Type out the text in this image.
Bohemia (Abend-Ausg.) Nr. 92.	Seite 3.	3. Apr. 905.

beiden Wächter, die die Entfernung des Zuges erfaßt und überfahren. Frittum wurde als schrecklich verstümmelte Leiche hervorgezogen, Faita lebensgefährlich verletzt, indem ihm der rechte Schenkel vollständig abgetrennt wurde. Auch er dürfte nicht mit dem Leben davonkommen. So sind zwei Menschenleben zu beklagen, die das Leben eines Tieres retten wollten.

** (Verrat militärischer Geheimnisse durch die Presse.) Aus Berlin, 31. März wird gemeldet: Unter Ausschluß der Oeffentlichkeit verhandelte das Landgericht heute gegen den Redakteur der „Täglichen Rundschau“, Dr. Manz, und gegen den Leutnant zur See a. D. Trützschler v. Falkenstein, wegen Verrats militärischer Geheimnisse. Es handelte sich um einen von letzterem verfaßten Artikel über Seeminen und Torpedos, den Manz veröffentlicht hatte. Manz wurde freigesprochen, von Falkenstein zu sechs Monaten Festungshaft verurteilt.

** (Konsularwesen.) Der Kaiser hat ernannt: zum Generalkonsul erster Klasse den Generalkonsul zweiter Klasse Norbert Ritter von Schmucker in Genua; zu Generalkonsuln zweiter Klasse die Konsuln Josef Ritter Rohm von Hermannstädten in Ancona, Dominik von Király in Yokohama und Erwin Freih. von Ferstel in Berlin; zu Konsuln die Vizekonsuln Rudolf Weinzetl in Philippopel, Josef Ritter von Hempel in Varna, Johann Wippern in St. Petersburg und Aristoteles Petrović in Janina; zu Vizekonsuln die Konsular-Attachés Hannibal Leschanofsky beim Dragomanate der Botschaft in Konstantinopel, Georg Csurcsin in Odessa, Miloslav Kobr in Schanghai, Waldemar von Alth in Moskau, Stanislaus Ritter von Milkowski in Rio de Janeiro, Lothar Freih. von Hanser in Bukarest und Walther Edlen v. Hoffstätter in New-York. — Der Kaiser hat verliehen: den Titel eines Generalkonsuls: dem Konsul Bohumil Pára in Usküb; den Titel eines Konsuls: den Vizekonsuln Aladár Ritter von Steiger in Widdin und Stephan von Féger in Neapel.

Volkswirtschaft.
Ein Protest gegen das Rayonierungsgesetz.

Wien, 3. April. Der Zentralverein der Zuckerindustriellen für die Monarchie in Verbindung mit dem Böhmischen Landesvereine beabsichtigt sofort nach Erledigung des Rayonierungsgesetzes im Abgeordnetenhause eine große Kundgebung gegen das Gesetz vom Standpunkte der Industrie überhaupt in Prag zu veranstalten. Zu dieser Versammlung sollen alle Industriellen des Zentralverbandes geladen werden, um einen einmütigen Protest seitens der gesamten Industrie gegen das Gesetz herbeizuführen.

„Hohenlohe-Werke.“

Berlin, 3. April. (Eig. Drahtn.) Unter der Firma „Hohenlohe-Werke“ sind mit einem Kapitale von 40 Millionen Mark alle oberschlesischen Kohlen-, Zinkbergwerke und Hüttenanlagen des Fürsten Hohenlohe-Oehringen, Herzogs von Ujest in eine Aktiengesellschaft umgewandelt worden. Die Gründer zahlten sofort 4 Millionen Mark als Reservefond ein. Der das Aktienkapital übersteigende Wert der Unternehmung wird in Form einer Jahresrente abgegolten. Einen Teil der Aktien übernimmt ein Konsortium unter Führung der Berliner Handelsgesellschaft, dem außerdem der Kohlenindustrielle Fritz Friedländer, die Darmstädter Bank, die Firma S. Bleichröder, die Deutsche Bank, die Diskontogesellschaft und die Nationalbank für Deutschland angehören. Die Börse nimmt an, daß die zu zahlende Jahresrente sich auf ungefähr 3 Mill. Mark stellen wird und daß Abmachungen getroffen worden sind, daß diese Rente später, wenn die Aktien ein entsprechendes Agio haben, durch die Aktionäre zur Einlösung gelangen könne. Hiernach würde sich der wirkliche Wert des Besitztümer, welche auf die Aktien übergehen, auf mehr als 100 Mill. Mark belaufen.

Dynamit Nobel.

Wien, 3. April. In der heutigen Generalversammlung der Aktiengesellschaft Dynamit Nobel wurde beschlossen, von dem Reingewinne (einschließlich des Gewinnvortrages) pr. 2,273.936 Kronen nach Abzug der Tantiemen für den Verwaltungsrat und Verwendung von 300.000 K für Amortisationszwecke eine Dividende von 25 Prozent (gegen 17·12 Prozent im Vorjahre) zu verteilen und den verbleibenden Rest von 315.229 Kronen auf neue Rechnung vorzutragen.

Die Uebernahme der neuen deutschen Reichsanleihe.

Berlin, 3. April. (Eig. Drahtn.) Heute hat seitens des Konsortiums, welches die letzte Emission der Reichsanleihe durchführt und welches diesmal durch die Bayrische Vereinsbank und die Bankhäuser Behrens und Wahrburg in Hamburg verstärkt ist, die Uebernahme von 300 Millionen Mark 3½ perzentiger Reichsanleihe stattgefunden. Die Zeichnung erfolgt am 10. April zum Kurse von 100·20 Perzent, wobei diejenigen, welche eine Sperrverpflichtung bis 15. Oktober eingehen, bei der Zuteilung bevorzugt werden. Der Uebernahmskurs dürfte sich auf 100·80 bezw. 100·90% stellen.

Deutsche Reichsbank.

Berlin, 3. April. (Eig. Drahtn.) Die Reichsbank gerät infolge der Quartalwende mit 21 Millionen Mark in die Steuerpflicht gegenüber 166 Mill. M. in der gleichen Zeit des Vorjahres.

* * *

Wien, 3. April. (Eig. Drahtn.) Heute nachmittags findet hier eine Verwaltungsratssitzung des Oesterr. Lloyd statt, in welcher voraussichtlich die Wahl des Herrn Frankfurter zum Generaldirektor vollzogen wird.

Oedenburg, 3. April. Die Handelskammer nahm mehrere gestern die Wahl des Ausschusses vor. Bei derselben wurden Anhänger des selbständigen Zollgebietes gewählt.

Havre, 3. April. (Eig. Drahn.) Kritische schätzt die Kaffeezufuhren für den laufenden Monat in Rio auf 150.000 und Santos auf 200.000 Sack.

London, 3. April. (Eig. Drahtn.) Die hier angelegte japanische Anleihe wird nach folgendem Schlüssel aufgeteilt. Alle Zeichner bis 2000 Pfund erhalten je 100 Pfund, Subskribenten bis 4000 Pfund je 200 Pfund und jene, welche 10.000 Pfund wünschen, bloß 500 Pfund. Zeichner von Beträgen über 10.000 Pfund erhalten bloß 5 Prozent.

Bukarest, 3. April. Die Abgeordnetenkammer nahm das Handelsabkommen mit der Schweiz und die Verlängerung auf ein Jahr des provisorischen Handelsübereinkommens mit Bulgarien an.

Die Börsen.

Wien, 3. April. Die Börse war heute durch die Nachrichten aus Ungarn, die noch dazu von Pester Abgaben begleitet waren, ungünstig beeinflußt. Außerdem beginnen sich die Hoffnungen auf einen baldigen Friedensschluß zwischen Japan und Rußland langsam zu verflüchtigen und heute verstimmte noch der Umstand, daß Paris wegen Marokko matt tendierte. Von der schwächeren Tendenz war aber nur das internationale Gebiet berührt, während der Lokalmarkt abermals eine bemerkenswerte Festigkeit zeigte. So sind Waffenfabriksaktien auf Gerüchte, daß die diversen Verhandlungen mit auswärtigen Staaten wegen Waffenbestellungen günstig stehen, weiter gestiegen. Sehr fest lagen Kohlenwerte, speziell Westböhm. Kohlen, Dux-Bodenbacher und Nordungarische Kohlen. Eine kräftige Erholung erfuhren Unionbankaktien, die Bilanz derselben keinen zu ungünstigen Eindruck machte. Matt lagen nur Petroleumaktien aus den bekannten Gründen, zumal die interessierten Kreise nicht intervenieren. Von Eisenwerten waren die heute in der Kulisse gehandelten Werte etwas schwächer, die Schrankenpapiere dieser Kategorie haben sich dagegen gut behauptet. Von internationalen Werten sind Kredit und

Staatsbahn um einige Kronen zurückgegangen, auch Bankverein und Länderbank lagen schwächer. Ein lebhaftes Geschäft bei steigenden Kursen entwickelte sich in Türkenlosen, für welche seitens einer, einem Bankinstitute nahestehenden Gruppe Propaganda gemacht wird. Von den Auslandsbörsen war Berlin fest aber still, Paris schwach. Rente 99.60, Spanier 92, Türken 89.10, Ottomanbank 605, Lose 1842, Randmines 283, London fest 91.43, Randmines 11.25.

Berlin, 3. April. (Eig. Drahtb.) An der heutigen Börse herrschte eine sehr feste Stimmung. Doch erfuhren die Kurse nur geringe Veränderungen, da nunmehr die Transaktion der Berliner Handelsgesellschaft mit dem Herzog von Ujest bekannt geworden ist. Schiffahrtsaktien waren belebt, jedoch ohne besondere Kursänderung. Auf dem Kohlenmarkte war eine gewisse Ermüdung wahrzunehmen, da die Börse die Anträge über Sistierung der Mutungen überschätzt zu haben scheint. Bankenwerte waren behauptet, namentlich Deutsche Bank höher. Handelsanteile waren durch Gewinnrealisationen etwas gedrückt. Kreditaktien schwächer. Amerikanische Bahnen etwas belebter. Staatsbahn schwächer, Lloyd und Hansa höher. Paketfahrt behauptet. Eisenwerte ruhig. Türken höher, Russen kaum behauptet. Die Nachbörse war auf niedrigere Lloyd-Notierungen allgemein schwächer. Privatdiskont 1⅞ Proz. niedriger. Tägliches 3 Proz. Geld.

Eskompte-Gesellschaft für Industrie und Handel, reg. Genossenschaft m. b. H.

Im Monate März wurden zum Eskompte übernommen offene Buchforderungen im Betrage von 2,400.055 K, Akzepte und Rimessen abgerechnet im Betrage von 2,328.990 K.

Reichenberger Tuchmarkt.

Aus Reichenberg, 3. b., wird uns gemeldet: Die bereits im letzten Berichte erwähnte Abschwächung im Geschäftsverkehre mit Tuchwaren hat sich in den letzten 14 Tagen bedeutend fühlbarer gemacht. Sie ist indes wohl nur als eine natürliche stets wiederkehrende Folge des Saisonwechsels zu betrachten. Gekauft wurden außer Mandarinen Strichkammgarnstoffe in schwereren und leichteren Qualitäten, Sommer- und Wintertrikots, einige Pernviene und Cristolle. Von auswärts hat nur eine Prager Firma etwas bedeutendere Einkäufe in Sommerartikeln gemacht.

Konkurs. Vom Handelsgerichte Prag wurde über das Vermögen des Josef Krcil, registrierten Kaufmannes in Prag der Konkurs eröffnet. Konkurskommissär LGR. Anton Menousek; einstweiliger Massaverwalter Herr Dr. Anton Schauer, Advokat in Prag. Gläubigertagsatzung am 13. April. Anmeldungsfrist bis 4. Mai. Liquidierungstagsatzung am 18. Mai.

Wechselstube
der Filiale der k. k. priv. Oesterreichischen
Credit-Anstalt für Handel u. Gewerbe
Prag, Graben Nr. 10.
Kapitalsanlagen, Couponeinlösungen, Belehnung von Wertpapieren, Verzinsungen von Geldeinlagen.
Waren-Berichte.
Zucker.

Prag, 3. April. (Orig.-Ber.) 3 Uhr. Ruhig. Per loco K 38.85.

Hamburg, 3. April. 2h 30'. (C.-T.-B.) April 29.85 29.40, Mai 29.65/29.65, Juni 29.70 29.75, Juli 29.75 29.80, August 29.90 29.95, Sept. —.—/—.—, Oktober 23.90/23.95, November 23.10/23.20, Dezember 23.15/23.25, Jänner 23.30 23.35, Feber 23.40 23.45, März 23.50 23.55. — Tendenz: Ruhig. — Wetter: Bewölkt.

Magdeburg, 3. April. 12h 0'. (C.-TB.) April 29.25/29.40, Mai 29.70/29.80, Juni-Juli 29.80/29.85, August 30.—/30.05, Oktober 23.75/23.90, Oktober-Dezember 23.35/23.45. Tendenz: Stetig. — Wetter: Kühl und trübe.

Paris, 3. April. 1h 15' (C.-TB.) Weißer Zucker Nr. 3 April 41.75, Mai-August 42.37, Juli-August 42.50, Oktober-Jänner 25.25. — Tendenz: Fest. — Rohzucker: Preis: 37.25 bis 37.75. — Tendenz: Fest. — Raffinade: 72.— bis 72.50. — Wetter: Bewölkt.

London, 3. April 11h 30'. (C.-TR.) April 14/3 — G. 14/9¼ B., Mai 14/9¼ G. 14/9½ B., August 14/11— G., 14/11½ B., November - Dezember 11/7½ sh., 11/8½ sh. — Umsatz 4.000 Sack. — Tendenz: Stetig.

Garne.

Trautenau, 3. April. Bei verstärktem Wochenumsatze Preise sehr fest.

┄┄┄┄┄┄┄┄┄┄┄┄┄┄┄┄┄┄┄┄

Using the records given above, list every line that includes the word "Dynamit".

Dynamit Nobel.
Wien, 3. April. In der heutigen Generalversammlung der Aktiengesellschaft Dynamit Nobel wurde beschlossen, von dem Reingewinne (einschließlich des Gewinnvortrages) pr. 2,273.936 Kronen nach Abzug der Tantiemen für den Verwaltungsrat und Verwendung von 300.000 K für Amortisationszwecke eine Dividende von 25 Prozent (gegen 17·12 Prozent im Vorjahre) zu verteilen und den verbleibenden Rest von 315.229 Kronen auf neue Rechnung vorzutragen.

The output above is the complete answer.